## GOAL OF THE EXERCISE
Filter the entries below, keeping only lines with the word "number".
[BEGIN RECORDS SUPPLIED]
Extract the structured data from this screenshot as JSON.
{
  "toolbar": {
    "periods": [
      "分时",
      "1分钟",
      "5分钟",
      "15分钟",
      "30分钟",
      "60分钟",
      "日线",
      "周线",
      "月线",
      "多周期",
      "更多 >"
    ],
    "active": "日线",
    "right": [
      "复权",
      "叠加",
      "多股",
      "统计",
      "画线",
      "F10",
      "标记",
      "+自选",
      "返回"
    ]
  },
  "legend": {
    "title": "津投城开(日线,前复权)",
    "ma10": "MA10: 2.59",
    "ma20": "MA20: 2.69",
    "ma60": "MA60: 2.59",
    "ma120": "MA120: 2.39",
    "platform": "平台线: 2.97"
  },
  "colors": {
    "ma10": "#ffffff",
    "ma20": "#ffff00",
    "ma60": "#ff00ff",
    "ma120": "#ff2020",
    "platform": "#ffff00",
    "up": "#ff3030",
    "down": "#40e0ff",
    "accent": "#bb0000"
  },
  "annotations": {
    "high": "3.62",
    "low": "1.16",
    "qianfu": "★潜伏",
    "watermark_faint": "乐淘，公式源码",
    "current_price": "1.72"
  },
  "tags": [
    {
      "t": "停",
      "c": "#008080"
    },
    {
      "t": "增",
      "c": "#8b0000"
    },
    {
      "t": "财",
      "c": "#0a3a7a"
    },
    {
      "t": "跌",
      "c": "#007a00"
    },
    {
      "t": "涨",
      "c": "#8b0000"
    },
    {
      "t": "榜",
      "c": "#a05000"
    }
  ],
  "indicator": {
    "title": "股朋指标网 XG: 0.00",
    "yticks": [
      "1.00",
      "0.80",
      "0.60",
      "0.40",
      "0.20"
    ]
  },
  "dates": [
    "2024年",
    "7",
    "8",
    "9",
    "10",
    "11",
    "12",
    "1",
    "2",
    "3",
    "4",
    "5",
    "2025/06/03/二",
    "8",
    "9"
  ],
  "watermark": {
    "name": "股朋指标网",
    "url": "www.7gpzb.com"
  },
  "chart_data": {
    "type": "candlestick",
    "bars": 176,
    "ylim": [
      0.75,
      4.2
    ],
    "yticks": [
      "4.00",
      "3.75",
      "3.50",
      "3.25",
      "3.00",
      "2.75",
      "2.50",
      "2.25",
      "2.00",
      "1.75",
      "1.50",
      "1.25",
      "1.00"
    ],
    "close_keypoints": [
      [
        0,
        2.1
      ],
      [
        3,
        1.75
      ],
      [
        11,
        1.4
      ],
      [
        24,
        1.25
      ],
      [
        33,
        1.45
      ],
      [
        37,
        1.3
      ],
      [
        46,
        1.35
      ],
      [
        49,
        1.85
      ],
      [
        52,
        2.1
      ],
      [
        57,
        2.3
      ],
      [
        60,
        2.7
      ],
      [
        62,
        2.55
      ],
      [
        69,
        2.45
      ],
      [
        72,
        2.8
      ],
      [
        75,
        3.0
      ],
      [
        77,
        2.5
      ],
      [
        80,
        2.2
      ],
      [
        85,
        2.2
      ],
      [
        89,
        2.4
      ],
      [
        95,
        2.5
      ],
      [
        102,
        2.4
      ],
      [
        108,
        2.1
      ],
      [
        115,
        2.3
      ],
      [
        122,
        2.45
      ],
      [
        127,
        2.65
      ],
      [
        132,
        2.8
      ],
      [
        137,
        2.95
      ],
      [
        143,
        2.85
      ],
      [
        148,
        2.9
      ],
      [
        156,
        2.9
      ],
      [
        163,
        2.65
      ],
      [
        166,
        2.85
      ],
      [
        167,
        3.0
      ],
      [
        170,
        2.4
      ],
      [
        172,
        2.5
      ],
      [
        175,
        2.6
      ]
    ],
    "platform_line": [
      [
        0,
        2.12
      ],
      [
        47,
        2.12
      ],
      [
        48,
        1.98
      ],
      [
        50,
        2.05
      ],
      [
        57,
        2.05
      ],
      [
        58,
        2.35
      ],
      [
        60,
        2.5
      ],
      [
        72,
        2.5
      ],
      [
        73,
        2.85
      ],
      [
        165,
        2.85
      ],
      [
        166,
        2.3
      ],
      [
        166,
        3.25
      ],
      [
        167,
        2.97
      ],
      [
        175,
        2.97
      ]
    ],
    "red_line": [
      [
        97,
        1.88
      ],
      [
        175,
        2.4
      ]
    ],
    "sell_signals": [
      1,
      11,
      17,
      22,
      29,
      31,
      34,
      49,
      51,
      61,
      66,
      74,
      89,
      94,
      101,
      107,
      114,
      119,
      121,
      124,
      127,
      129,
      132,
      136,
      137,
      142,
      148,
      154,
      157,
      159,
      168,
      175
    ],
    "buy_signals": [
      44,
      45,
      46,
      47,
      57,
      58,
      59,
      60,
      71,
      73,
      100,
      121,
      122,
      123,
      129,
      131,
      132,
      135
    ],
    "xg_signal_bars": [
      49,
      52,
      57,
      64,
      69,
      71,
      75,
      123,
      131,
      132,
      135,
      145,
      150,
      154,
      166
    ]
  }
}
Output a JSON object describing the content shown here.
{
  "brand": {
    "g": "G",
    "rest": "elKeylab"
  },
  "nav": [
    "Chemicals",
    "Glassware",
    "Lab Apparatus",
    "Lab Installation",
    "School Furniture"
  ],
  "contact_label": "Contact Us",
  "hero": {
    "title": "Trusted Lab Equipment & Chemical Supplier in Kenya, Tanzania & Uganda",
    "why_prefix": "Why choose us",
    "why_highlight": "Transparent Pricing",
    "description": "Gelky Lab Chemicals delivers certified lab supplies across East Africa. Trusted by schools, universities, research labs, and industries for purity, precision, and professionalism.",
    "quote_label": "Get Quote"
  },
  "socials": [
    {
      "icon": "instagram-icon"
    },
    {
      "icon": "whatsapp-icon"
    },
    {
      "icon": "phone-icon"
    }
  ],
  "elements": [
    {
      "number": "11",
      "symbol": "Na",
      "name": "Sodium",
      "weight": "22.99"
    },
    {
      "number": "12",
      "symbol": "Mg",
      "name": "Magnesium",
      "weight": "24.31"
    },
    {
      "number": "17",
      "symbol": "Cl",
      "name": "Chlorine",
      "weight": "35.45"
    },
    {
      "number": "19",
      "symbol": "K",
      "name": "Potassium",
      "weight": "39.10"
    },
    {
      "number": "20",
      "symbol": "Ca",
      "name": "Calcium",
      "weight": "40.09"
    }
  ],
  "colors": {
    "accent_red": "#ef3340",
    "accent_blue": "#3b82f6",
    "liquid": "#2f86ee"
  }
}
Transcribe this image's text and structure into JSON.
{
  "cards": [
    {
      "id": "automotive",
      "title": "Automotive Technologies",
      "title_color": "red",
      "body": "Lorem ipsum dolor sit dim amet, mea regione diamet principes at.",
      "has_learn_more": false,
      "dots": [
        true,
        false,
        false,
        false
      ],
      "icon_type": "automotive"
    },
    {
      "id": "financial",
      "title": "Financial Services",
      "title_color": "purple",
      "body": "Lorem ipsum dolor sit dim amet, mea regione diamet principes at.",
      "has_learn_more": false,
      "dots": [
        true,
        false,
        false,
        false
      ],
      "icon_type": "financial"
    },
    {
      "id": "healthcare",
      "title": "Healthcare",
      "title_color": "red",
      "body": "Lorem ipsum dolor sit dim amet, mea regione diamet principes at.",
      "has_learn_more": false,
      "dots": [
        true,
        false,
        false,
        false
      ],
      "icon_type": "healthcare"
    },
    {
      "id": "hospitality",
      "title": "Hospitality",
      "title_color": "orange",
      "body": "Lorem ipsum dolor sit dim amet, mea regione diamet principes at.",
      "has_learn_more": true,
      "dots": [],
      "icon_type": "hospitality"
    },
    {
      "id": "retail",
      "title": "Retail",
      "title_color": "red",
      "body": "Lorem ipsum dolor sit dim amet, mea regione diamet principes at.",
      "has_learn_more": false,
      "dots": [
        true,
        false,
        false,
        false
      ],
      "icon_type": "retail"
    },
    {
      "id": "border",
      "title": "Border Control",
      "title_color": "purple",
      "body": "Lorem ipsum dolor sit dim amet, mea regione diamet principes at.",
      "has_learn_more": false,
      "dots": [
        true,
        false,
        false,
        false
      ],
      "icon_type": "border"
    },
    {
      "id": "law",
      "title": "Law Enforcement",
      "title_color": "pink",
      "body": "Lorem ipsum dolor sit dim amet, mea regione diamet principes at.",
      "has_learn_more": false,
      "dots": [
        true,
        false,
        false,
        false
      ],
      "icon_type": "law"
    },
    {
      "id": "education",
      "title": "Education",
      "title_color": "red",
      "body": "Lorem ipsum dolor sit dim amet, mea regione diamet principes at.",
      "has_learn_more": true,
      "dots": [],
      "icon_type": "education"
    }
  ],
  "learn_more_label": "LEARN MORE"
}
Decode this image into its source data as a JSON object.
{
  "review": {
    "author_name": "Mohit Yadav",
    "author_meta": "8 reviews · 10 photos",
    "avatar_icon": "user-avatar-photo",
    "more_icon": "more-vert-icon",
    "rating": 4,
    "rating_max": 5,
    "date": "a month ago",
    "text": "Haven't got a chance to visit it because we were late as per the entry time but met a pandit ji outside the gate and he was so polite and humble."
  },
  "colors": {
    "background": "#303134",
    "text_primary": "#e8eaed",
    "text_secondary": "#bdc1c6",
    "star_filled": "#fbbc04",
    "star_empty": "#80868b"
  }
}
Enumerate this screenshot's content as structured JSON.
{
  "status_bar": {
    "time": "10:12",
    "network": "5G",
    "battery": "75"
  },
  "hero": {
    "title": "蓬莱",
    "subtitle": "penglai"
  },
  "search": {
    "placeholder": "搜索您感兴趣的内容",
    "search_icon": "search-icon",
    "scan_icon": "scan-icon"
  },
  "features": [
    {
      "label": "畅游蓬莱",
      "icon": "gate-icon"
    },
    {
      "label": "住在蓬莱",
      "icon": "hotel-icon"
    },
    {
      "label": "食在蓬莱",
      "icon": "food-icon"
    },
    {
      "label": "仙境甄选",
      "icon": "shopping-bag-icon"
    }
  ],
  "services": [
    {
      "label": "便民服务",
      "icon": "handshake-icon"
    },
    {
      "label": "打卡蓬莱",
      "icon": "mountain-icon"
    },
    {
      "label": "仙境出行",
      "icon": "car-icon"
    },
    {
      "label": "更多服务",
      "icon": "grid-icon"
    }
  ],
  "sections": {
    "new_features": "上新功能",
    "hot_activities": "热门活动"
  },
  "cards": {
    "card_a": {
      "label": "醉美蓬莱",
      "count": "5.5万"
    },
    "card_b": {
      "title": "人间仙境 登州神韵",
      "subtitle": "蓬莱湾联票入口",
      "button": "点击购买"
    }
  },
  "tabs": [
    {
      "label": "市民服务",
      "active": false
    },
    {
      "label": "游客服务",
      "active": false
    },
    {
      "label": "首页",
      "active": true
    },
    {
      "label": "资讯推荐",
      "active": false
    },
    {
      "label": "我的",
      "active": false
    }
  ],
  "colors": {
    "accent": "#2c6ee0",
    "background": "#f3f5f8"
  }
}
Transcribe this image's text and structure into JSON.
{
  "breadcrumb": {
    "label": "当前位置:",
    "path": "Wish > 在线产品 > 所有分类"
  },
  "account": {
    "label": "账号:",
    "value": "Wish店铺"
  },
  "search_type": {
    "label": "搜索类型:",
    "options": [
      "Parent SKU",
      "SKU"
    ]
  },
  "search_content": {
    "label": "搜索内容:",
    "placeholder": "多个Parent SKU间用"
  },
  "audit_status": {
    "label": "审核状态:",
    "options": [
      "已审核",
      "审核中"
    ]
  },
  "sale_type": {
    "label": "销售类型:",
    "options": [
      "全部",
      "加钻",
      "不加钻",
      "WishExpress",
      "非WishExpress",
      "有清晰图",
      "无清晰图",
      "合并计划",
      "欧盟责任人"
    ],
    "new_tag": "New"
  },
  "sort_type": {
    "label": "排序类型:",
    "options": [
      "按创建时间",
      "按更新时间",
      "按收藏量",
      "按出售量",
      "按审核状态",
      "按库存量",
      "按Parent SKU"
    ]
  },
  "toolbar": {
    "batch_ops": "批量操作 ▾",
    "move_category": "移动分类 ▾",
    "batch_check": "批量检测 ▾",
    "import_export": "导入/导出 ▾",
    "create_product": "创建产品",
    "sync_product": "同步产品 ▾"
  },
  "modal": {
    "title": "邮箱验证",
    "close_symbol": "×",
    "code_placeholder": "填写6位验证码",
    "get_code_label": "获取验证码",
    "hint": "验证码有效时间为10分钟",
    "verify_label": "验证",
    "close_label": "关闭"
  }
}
[END RECORDS SUPPLIED]
## RESULT BELOW
      "number": "11",
      "number": "12",
      "number": "17",
      "number": "19",
      "number": "20",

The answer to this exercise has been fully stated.